Dataset items:
+ + + +
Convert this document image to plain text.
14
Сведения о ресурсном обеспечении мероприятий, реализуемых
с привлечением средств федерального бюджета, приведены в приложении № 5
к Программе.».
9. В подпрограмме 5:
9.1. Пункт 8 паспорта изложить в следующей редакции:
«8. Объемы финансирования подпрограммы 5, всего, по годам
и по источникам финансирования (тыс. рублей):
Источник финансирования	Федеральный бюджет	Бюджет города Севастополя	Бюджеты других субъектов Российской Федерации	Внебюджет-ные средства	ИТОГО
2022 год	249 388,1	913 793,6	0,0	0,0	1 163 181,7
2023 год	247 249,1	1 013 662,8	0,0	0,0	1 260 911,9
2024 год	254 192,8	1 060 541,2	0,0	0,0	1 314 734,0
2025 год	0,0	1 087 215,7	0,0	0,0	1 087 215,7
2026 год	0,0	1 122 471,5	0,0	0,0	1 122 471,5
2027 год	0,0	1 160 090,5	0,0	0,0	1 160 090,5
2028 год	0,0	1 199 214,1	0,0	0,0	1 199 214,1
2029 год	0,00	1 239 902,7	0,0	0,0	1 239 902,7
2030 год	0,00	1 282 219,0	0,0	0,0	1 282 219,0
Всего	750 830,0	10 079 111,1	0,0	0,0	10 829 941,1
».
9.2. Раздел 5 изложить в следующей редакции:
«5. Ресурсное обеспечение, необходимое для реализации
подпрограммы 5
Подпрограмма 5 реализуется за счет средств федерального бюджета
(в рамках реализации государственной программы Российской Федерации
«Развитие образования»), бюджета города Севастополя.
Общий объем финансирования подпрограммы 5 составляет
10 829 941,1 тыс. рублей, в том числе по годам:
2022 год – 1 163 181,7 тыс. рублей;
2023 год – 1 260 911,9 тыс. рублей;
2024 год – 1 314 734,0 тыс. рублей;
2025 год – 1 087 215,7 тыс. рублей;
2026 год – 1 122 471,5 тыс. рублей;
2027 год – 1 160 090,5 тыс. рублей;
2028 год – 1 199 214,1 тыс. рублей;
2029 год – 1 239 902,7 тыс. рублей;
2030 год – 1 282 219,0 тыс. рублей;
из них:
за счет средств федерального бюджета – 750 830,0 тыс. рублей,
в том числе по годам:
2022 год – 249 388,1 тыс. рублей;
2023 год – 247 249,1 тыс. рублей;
+ + + +
Search the preceding listing for "Севастополя" and extract every line where it is found.

Expected answer.
Источник финансирования	Федеральный бюджет	Бюджет города Севастополя	Бюджеты других субъектов Российской Федерации	Внебюджет-ные средства	ИТОГО
«Развитие образования»), бюджета города Севастополя.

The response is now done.